2. The term "industrial or commercial profits", as used in this Agreement, does not include income in the form of dividends, interest, rents or royalties, management charges, or remuneration for labour or personal services.

3. In the application of the provisions of this Agreement by one of the Contracting Governments any term not otherwise defined shall, unless the con­text otherwise requires, have the meaning which it has under the laws of that Contracting Government relating to the taxes which are the subject of this Agreement.

ARTICLE III

1. The industrial or commercial profits of an Irish enterprise shall not be subject to Canadian tax unless the enterprise carries on business in Canada through a permanent establishment situated therein. If the enterprise carries on business as aforesaid, tax may be imposed in Canada on those profits but only on so much of them as is attributable to that permanent establishment.

2. The industrial or commercial profits of a Canadian enterprise shall not be subject to Irish tax unless the enterprise carries on business in Ireland through a permanent establishment situated therein. If the enterprise carries on business as aforesaid, tax may be imposed in Ireland on those profits but only on so much of them as is attributable to that permanent establishment.

Provided that where a life assurance company which is a resident of Canada has a permanent establishment in Ireland nothing in this paragraph shall affect any of the provisions of the law of Ireland relating to the taxation of investment income of life assurance companies with head offices outside Ireland, being provisions which (except insofar as they may have been rendered ineffective by virtue of paragraph 2 of Article III of the Agreement between the Government of Ireland and the Government of Canada for the avoidance of double taxation and the prevention of fiscal evasion with respect to taxes on income, signed at Ottawa on the 28th day of October, 1954) were in force on the date of signature of this Agreement. The foregoing proviso shall not, however, be deemed to in­volve that the said provisions of the law of Ireland were, or were considered by the Oireachtas to be, different from those provisions as governed by the proviso.

3. Where an enterprise of one of the territories carries on business in the other territory through a permanent establishment situated therein, there shall in each territory be attributed to that permanent establishment the industrial or commercial profits which it might be expected to make if it were a distinct and separate enterprise engaged in the same or similar activities under the same or similar conditions and dealing quite independently with the enterprise of which it is a permanent establishment.

4. In determining the industrial or commercial profits of a permanent estab­lishment, there shall be allowed as deductions all expenses which would be deductible if the permanent establishment were an independent enterprise inso­far as they are reasonably allocable to the permanent establishment, including executive and general administrative expenses so deductible and allocable, whether incurred in the territory in which the permanent establishment is situated or elsewhere.

5. No profits shall be attributed to a permanent establishment by reason of the mere purchase by that permanent establishment of goods or merchandise for the enterprise.

ARTICLE IV

Where:

(a) an enterprise of one of the territories participates directly or indi­rectly in the management, control or capital of an enterprise of the other territory, or

(b) the same persons participate directly or indirectly in the man­agement, control or capital of an enterprise of one of the territories and an enterprise of the other territory,

and in either case conditions are made or imposed between the two enterprises, in their commercial or financial relations, which differ from those which would be made between independent enterprises, then any profits which but for those conditions would have accrued to one of the enterprises, but, by reason of those conditions have not so accrued, may be included in the profits of that enterprise and taxed accordingly.

ARTICLE V

Profits of an enterprise from the operation of ships or aircraft in interna­tional traffic shall be taxable only in the territory in which the place of effective management of the enterprise is situated.

Data drawn from a collection -

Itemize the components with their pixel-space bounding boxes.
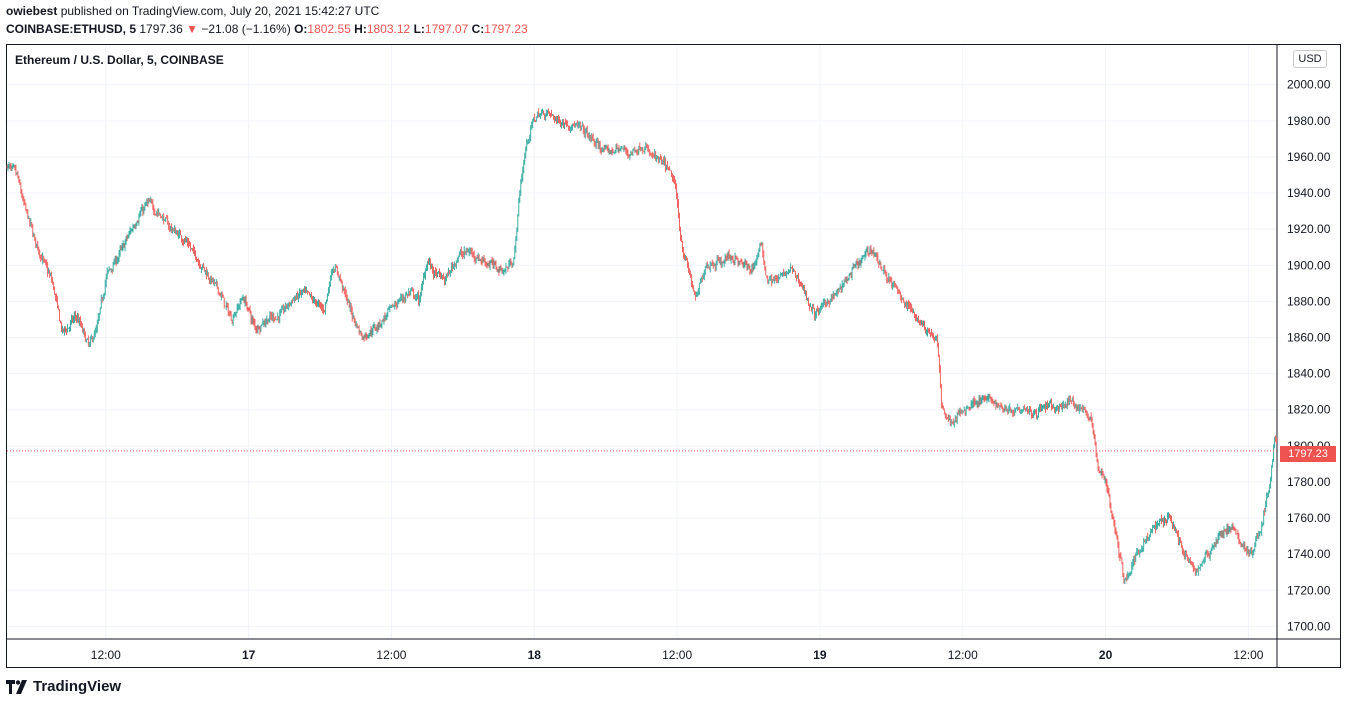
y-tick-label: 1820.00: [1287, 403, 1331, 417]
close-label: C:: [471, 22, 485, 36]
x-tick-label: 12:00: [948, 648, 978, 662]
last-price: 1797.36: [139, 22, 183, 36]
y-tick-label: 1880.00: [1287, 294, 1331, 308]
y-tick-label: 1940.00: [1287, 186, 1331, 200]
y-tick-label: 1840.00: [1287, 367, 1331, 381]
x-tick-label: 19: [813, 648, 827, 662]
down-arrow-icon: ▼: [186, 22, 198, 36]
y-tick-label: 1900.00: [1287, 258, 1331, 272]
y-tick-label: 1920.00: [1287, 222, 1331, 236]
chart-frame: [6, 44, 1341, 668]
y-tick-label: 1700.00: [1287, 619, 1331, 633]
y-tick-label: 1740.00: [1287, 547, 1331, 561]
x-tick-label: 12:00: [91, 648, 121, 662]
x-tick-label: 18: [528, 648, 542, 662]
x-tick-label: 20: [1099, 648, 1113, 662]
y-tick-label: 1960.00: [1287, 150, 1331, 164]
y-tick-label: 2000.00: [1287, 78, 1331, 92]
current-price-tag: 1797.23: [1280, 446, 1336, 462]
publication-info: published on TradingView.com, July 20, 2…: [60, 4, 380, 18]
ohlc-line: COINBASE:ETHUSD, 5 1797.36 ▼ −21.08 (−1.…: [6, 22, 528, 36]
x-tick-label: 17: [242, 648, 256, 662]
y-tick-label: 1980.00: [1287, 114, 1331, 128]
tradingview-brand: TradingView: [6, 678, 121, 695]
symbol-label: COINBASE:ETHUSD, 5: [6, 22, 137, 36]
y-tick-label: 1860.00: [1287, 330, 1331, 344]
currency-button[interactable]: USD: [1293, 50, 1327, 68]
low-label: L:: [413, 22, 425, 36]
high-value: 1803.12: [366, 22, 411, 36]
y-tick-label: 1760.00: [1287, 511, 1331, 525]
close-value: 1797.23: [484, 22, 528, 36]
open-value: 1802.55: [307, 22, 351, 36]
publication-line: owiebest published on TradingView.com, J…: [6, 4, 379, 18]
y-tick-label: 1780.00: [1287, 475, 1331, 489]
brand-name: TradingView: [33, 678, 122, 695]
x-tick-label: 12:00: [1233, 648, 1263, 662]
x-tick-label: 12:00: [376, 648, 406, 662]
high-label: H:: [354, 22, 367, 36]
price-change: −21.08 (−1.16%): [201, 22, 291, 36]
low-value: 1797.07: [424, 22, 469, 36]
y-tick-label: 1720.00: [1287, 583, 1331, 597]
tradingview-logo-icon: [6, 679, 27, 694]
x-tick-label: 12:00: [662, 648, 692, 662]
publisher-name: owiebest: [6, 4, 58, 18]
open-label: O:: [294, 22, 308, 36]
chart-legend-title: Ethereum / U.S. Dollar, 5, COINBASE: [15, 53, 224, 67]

PROBLEMS TO SOLVE -
1) According to Article IV of the tax agreement excerpt, why may profits that one enterprise never actually received be included in its profits and taxed? Answer in one to three sentences.
2) Write the next part of the tax agreement excerpt, continuing after the Article V provision on ships and aircraft.

ANSWERS IN ORDER -
1) The two enterprises are linked through participation in management, control or capital. Conditions between them differ from those that independent enterprises would set. Because of those conditions, profits that would otherwise have accrued to one enterprise did not, so Article IV allows them to be added to that enterprise's profits and taxed.

2)
ARTICLE VI

1. The rate of Canadian tax on income (other than income from carrying on business in Canada or from performing duties in Canada) derived from sources within Canada by a resident of Ireland shall not exceed 15 per cent.

2. Notwithstanding paragraph 1, Canadian tax shall not be imposed on a dividend paid or credited by a company which is a resident of Canada to a com­pany which is a resident of Ireland if

(a) at least 95 per cent of the gross revenue of the former company for each of its last three complete taxation years before the day the dividend was paid or credited (or in the case of a company having fewer than three years, for each complete taxation year thereof before that day) was received by it or receivable by it, as the case may be, from non-resident persons as, or in lieu of payment of, dividends or interest, and

(b) during the period of three years that ended on the day the dividend was paid or credited the former company did not own any shares in a company that was resident in Canada, and

(c) during the period of twelve months that ended on the day the dividend was paid or credited the latter company owned all of the voting stock of the former company (except directors' qualifying shares).

3. Income (other than income from carrying on business in Ireland or from performing duties in Ireland) derived from sources within Ireland by an indi­vidual who is a resident of Canada shall be exempt from Irish surtax.

4. Where a company which is a resident of one of the territories derives profits or income from sources within the other territory, the Government of that other territory shall not impose any form of taxation on dividends paid by the company to persons not resident in that other territory, or any tax in the nature of an undistributed profits tax on undistributed profits of the company, by reason of the fact that those dividends or undistributed profits represent, in whole or in part, profits or income so derived.

ARTICLE VIII

1. Copyright royalties and other like payments made in respect of the pro­duction or reproduction of any literary, dramatic, musical or artistic work (but not including rents or royalties in respect of motion picture films and films or video tapes for use in connection with television) and derived from sources within one of the territories by a resident of the other territory shall be exempt from tax in that first-mentioned territory.

2. The provisions of paragraph 1 shall not apply if the person deriving the royalty or other payment, being a resident of one of the territories, has in the other territory a permanent establishment with which the right or property giving rise to the royalty or payment is effectively connected.

ARTICLE VIII

1. Income from immovable property may be taxed in the territory in which such property is situated.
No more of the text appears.